• _AIM OF THE TASK_: Pull out every line from the listing that has the word "Тульский".

^^^^^^^^

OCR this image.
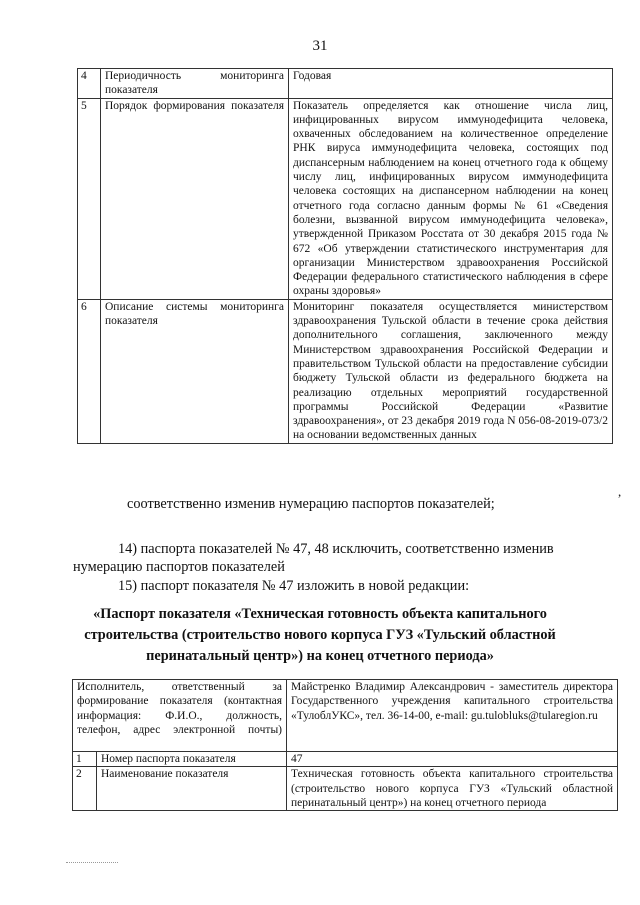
31
4	Периодичность мониторинга показателя	Годовая
5	Порядок формирования показателя	Показатель определяется как отношение числа лиц, инфицированных вирусом иммунодефицита человека, охваченных обследованием на количественное определение РНК вируса иммунодефицита человека, состоящих под диспансерным наблюдением на конец отчетного года к общему числу лиц, инфицированных вирусом иммунодефицита человека состоящих на диспансерном наблюдении на конец отчетного года согласно данным формы № 61 «Сведения болезни, вызванной вирусом иммунодефицита человека», утвержденной Приказом Росстата от 30 декабря 2015 года № 672 «Об утверждении статистического инструментария для организации Министерством здравоохранения Российской Федерации федерального статистического наблюдения в сфере охраны здоровья»
6	Описание системы мониторинга показателя	Мониторинг показателя осуществляется министерством здравоохранения Тульской области в течение срока действия дополнительного соглашения, заключенного между Министерством здравоохранения Российской Федерации и правительством Тульской области на предоставление субсидии бюджету Тульской области из федерального бюджета на реализацию отдельных мероприятий государственной программы Российской Федерации «Развитие здравоохранения», от 23 декабря 2019 года N 056-08-2019-073/2 на основании ведомственных данных
,
соответственно изменив нумерацию паспортов показателей;
14) паспорта показателей № 47, 48 исключить, соответственно изменив
нумерацию паспортов показателей
15) паспорт показателя № 47 изложить в новой редакции:
«Паспорт показателя «Техническая готовность объекта капитального
строительства (строительство нового корпуса ГУЗ «Тульский областной
перинатальный центр») на конец отчетного периода»
Исполнитель, ответственный за формирование показателя (контактная информация: Ф.И.О., должность, телефон, адрес электронной почты)		Майстренко Владимир Александрович - заместитель директора Государственного учреждения капитального строительства «ТулоблУКС», тел. 36-14-00, e-mail: gu.tulobluks@tularegion.ru
1	Номер паспорта показателя	47
2	Наименование показателя	Техническая готовность объекта капитального строительства (строительство нового корпуса ГУЗ «Тульский областной перинатальный центр») на конец отчетного периода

^^^^^^^^

• _TASK ANSWER_:
строительства (строительство нового корпуса ГУЗ «Тульский областной
2	Наименование показателя	Техническая готовность объекта капитального строительства (строительство нового корпуса ГУЗ «Тульский областной перинатальный центр») на конец отчетного периода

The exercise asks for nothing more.